▶ **Extracted data**
★ ★ ★ ★ ★ ★ ★

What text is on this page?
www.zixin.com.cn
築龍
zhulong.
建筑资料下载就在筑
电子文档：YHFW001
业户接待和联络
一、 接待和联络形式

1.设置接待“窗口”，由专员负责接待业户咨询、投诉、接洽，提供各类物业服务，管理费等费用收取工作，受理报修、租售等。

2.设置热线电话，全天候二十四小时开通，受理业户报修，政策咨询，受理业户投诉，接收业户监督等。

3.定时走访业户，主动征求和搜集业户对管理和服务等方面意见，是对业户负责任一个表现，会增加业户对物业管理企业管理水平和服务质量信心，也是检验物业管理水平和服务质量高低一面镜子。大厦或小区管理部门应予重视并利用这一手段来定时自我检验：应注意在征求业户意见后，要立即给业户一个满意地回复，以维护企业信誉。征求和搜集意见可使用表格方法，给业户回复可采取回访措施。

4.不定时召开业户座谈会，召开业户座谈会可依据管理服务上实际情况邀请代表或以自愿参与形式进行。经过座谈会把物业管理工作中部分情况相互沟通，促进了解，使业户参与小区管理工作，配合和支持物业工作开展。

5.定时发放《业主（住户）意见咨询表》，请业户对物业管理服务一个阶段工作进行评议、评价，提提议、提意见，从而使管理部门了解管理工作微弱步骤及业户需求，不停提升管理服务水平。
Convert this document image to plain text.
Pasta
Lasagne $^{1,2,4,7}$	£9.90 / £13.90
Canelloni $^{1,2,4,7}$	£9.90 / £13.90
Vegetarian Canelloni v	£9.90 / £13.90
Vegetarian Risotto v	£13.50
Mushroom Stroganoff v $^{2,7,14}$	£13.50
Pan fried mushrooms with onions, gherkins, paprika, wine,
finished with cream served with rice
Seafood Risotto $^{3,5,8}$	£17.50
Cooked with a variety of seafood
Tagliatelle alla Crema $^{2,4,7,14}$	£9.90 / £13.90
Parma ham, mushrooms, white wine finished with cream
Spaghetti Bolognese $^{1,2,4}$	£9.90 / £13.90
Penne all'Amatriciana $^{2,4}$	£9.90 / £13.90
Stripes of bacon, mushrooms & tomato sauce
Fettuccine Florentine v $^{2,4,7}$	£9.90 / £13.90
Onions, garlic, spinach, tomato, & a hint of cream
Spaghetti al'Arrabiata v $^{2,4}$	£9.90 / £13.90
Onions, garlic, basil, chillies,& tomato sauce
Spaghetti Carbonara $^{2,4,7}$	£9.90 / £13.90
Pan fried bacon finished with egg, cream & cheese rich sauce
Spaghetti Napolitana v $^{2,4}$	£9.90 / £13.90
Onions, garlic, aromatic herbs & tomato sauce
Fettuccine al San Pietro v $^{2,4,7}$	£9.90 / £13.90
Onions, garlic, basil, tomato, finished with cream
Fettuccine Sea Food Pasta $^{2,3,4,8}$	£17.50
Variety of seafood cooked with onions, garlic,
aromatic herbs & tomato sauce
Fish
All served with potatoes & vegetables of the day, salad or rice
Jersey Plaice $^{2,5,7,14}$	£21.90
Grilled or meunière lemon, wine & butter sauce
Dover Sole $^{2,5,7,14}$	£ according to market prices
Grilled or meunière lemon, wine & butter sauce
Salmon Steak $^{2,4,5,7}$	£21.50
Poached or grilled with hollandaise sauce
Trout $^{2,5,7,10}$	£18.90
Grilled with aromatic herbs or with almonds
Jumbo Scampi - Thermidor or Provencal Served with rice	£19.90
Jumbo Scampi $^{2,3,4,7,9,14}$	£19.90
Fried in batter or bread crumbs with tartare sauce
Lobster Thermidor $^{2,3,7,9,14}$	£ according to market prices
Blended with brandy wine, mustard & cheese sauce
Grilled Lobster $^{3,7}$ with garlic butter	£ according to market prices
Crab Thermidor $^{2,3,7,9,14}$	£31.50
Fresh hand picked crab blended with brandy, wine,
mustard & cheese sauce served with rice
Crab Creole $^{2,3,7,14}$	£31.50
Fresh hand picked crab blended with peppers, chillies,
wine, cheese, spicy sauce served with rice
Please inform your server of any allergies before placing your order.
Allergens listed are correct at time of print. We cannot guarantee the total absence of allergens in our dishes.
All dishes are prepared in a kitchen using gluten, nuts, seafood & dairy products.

★ ★ ★ ★ ★ ★ ★

Reproduce the material above, every line of it, exactly.

▶ **Exercise solution**
What text is on this page?
www.zixin.com.cn
築龍
zhulong.
建筑资料下载就在筑
电子文档：YHFW001
业户接待和联络
一、 接待和联络形式

1.设置接待“窗口”，由专员负责接待业户咨询、投诉、接洽，提供各类物业服务，管理费等费用收取工作，受理报修、租售等。

2.设置热线电话，全天候二十四小时开通，受理业户报修，政策咨询，受理业户投诉，接收业户监督等。

3.定时走访业户，主动征求和搜集业户对管理和服务等方面意见，是对业户负责任一个表现，会增加业户对物业管理企业管理水平和服务质量信心，也是检验物业管理水平和服务质量高低一面镜子。大厦或小区管理部门应予重视并利用这一手段来定时自我检验：应注意在征求业户意见后，要立即给业户一个满意地回复，以维护企业信誉。征求和搜集意见可使用表格方法，给业户回复可采取回访措施。

4.不定时召开业户座谈会，召开业户座谈会可依据管理服务上实际情况邀请代表或以自愿参与形式进行。经过座谈会把物业管理工作中部分情况相互沟通，促进了解，使业户参与小区管理工作，配合和支持物业工作开展。

5.定时发放《业主（住户）意见咨询表》，请业户对物业管理服务一个阶段工作进行评议、评价，提提议、提意见，从而使管理部门了解管理工作微弱步骤及业户需求，不停提升管理服务水平。
Convert this document image to plain text.
Pasta
Lasagne $^{1,2,4,7}$	£9.90 / £13.90
Canelloni $^{1,2,4,7}$	£9.90 / £13.90
Vegetarian Canelloni v	£9.90 / £13.90
Vegetarian Risotto v	£13.50
Mushroom Stroganoff v $^{2,7,14}$	£13.50
Pan fried mushrooms with onions, gherkins, paprika, wine,
finished with cream served with rice
Seafood Risotto $^{3,5,8}$	£17.50
Cooked with a variety of seafood
Tagliatelle alla Crema $^{2,4,7,14}$	£9.90 / £13.90
Parma ham, mushrooms, white wine finished with cream
Spaghetti Bolognese $^{1,2,4}$	£9.90 / £13.90
Penne all'Amatriciana $^{2,4}$	£9.90 / £13.90
Stripes of bacon, mushrooms & tomato sauce
Fettuccine Florentine v $^{2,4,7}$	£9.90 / £13.90
Onions, garlic, spinach, tomato, & a hint of cream
Spaghetti al'Arrabiata v $^{2,4}$	£9.90 / £13.90
Onions, garlic, basil, chillies,& tomato sauce
Spaghetti Carbonara $^{2,4,7}$	£9.90 / £13.90
Pan fried bacon finished with egg, cream & cheese rich sauce
Spaghetti Napolitana v $^{2,4}$	£9.90 / £13.90
Onions, garlic, aromatic herbs & tomato sauce
Fettuccine al San Pietro v $^{2,4,7}$	£9.90 / £13.90
Onions, garlic, basil, tomato, finished with cream
Fettuccine Sea Food Pasta $^{2,3,4,8}$	£17.50
Variety of seafood cooked with onions, garlic,
aromatic herbs & tomato sauce
Fish
All served with potatoes & vegetables of the day, salad or rice
Jersey Plaice $^{2,5,7,14}$	£21.90
Grilled or meunière lemon, wine & butter sauce
Dover Sole $^{2,5,7,14}$	£ according to market prices
Grilled or meunière lemon, wine & butter sauce
Salmon Steak $^{2,4,5,7}$	£21.50
Poached or grilled with hollandaise sauce
Trout $^{2,5,7,10}$	£18.90
Grilled with aromatic herbs or with almonds
Jumbo Scampi - Thermidor or Provencal Served with rice	£19.90
Jumbo Scampi $^{2,3,4,7,9,14}$	£19.90
Fried in batter or bread crumbs with tartare sauce
Lobster Thermidor $^{2,3,7,9,14}$	£ according to market prices
Blended with brandy wine, mustard & cheese sauce
Grilled Lobster $^{3,7}$ with garlic butter	£ according to market prices
Crab Thermidor $^{2,3,7,9,14}$	£31.50
Fresh hand picked crab blended with brandy, wine,
mustard & cheese sauce served with rice
Crab Creole $^{2,3,7,14}$	£31.50
Fresh hand picked crab blended with peppers, chillies,
wine, cheese, spicy sauce served with rice
Please inform your server of any allergies before placing your order.
Allergens listed are correct at time of print. We cannot guarantee the total absence of allergens in our dishes.
All dishes are prepared in a kitchen using gluten, nuts, seafood & dairy products.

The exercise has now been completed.